■ **Short problem**: Leave out the pictures and copy each record below exactly.

________

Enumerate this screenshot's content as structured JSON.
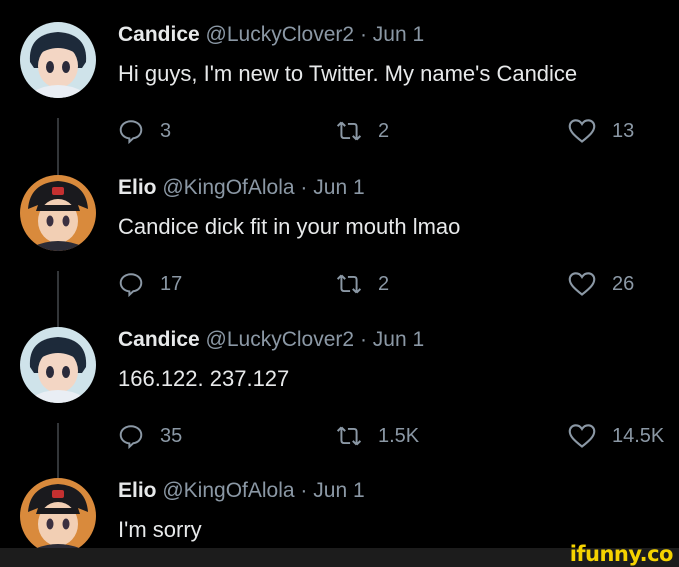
{
  "tweets": [
    {
      "name": "Candice",
      "handle": "@LuckyClover2",
      "sep": "·",
      "date": "Jun 1",
      "text": "Hi guys, I'm new to Twitter. My name's Candice",
      "replies": "3",
      "retweets": "2",
      "likes": "13"
    },
    {
      "name": "Elio",
      "handle": "@KingOfAlola",
      "sep": "·",
      "date": "Jun 1",
      "text": "Candice dick fit in your mouth lmao",
      "replies": "17",
      "retweets": "2",
      "likes": "26"
    },
    {
      "name": "Candice",
      "handle": "@LuckyClover2",
      "sep": "·",
      "date": "Jun 1",
      "text": "166.122. 237.127",
      "replies": "35",
      "retweets": "1.5K",
      "likes": "14.5K"
    },
    {
      "name": "Elio",
      "handle": "@KingOfAlola",
      "sep": "·",
      "date": "Jun 1",
      "text": "I'm sorry"
    }
  ],
  "watermark": {
    "text": "ifunny.co",
    "color": "#f5d300"
  },
  "colors": {
    "background": "#000000",
    "text": "#e7e9ea",
    "muted": "#8b98a5",
    "thread_line": "#333639"
  },
  "icons": {
    "reply": "reply-icon",
    "retweet": "retweet-icon",
    "like": "heart-icon"
  }
}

________

■ **Problem solution**:
Enumerate this screenshot's content as structured JSON.
{
  "tweets": [
    {
      "name": "Candice",
      "handle": "@LuckyClover2",
      "sep": "·",
      "date": "Jun 1",
      "text": "Hi guys, I'm new to Twitter. My name's Candice",
      "replies": "3",
      "retweets": "2",
      "likes": "13"
    },
    {
      "name": "Elio",
      "handle": "@KingOfAlola",
      "sep": "·",
      "date": "Jun 1",
      "text": "Candice dick fit in your mouth lmao",
      "replies": "17",
      "retweets": "2",
      "likes": "26"
    },
    {
      "name": "Candice",
      "handle": "@LuckyClover2",
      "sep": "·",
      "date": "Jun 1",
      "text": "166.122. 237.127",
      "replies": "35",
      "retweets": "1.5K",
      "likes": "14.5K"
    },
    {
      "name": "Elio",
      "handle": "@KingOfAlola",
      "sep": "·",
      "date": "Jun 1",
      "text": "I'm sorry"
    }
  ],
  "watermark": {
    "text": "ifunny.co",
    "color": "#f5d300"
  },
  "colors": {
    "background": "#000000",
    "text": "#e7e9ea",
    "muted": "#8b98a5",
    "thread_line": "#333639"
  },
  "icons": {
    "reply": "reply-icon",
    "retweet": "retweet-icon",
    "like": "heart-icon"
  }
}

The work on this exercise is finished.